◆ Work to be completed ◆
Write out each line beneath this one exactly as it reads.

◆ The records ◆

******************************

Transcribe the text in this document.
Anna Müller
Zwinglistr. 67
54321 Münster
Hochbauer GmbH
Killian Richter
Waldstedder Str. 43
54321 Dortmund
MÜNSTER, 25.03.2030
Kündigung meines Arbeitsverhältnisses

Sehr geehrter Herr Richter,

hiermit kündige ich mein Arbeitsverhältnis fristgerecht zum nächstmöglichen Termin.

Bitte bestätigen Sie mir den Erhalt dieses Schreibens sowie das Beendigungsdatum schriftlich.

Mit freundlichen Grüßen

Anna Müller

******************************

◆ Result of this task ◆
Transcribe the text in this document.
Anna Müller
Zwinglistr. 67
54321 Münster
Hochbauer GmbH
Killian Richter
Waldstedder Str. 43
54321 Dortmund
MÜNSTER, 25.03.2030
Kündigung meines Arbeitsverhältnisses

Sehr geehrter Herr Richter,

hiermit kündige ich mein Arbeitsverhältnis fristgerecht zum nächstmöglichen Termin.

Bitte bestätigen Sie mir den Erhalt dieses Schreibens sowie das Beendigungsdatum schriftlich.

Mit freundlichen Grüßen

Anna Müller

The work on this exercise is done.